[Record extracts]
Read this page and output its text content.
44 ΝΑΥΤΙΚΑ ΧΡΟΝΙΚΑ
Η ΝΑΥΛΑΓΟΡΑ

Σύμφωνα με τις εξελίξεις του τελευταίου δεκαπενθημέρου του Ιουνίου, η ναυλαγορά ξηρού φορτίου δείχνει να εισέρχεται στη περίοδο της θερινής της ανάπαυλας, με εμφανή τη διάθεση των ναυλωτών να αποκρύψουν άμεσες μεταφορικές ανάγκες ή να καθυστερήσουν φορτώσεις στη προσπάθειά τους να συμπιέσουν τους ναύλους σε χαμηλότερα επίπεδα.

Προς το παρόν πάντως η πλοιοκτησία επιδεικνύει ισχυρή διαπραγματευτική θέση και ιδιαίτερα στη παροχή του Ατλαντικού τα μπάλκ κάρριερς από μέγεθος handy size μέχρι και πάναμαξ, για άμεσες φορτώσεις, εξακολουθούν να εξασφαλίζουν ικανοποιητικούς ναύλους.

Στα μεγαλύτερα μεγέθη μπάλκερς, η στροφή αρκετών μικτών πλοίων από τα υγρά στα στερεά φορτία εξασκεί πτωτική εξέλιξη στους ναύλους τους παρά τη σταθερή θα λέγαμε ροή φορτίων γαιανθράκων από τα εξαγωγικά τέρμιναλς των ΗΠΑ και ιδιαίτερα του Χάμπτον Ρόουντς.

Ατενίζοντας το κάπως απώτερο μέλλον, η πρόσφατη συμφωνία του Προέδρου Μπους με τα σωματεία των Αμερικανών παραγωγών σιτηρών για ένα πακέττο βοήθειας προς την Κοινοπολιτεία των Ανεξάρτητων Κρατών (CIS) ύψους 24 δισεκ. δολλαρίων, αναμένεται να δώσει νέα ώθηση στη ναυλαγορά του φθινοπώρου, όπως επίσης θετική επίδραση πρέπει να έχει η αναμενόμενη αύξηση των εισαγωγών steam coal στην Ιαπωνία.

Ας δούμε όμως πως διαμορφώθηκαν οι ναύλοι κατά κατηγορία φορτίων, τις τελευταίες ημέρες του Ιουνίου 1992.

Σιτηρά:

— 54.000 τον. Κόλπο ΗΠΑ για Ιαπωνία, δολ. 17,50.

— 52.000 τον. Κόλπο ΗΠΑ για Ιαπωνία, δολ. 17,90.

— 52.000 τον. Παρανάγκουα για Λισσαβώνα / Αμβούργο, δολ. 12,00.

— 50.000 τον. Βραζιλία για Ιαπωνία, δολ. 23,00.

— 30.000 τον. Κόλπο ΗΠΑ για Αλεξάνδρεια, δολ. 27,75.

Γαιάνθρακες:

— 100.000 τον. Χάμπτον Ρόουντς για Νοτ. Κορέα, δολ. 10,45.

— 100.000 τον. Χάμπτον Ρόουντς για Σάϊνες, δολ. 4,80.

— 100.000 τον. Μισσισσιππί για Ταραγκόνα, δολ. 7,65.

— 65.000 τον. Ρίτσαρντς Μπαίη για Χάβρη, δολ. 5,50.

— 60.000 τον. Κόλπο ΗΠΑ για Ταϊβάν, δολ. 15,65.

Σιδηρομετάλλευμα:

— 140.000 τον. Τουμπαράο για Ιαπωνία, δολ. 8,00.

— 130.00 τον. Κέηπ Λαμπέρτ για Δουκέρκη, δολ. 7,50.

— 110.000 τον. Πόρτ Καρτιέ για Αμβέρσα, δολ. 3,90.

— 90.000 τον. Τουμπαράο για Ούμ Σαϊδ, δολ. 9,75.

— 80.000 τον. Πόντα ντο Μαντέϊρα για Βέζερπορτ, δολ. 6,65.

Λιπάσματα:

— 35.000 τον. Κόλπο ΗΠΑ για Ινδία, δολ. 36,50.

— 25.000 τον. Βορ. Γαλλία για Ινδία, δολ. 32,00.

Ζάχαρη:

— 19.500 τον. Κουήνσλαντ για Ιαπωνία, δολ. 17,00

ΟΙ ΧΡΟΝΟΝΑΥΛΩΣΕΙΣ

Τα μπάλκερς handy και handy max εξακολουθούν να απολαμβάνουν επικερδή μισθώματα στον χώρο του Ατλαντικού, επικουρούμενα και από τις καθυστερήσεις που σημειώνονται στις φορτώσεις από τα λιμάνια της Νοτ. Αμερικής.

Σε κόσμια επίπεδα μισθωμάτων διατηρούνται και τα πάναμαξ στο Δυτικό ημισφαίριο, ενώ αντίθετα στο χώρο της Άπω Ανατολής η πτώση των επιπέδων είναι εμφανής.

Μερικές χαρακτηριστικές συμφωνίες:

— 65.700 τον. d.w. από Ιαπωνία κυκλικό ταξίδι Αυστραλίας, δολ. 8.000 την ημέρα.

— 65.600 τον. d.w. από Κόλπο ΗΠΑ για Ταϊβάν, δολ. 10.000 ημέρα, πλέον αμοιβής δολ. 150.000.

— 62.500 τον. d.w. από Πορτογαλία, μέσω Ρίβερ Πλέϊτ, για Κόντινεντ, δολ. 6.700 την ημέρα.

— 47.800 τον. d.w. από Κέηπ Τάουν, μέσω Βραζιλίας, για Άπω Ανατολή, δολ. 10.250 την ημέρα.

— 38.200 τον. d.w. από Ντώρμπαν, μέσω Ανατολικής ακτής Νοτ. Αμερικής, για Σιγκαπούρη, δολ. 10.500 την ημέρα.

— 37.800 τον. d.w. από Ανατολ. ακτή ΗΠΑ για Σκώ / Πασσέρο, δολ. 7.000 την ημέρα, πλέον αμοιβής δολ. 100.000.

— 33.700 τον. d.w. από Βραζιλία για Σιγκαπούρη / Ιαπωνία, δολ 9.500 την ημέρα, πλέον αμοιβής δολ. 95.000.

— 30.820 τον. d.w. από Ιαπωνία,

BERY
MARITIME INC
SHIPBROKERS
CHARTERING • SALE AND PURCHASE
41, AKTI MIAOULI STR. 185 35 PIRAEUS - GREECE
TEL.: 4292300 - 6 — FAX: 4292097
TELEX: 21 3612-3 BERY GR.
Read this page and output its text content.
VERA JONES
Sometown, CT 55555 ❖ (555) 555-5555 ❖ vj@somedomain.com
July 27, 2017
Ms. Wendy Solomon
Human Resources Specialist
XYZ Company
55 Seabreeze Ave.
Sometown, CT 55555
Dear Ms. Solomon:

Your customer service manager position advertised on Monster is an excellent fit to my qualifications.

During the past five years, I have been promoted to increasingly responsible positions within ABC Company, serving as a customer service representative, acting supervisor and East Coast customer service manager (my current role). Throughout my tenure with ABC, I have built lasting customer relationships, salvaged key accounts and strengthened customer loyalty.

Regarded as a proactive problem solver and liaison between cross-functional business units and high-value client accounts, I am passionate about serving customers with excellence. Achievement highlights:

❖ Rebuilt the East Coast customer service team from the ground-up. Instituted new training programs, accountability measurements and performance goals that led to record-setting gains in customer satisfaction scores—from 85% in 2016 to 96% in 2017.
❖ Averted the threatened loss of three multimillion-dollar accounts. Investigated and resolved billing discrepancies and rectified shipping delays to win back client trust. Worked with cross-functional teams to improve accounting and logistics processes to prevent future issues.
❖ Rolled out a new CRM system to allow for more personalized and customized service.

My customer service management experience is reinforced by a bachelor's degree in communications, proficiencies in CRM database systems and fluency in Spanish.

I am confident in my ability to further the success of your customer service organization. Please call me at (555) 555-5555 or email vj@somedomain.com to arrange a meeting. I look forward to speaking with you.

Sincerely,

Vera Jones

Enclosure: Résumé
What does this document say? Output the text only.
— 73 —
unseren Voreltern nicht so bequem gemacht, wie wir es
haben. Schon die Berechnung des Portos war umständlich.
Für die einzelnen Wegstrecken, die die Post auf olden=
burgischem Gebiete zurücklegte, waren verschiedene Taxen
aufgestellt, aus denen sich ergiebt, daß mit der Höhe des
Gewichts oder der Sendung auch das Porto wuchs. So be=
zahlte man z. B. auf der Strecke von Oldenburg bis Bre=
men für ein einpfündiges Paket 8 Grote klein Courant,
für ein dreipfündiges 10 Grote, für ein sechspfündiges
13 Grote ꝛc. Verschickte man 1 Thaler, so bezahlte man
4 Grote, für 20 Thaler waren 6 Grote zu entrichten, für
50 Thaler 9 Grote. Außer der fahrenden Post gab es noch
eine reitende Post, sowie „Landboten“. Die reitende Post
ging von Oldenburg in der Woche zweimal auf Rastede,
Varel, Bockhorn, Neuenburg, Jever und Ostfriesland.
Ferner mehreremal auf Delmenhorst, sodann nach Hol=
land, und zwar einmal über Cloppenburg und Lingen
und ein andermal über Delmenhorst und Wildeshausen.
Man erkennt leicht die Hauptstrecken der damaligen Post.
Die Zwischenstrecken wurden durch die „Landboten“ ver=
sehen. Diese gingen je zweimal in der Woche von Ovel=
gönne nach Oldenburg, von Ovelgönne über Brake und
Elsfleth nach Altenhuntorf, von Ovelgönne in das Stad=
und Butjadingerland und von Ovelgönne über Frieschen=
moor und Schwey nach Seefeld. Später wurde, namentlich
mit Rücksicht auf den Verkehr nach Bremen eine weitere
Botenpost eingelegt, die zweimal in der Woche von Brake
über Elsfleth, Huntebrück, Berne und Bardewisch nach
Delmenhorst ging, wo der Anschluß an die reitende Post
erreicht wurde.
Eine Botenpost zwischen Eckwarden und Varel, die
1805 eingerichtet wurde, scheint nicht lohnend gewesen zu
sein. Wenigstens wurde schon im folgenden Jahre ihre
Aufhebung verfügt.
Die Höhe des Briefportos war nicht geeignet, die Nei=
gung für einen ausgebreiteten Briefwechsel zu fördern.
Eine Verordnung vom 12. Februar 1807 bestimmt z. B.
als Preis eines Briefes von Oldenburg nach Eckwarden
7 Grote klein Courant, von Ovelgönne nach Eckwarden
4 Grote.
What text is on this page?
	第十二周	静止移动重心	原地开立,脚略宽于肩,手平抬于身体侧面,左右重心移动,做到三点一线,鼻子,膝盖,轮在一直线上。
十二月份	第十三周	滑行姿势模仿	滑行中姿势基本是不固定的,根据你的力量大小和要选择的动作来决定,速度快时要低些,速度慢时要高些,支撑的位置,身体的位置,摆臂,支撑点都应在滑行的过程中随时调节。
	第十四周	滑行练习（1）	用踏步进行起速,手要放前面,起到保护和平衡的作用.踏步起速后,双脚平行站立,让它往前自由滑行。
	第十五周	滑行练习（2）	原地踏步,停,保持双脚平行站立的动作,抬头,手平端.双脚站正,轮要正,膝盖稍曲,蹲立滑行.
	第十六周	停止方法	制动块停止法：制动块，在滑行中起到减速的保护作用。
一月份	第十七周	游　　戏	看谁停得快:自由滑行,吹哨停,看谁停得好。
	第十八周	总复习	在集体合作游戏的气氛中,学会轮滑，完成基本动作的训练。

[Goal]
Tally the lines of the preceding listing in which the word "πάναμαξ" appears; state nothing but the total.

[Exercise response]
2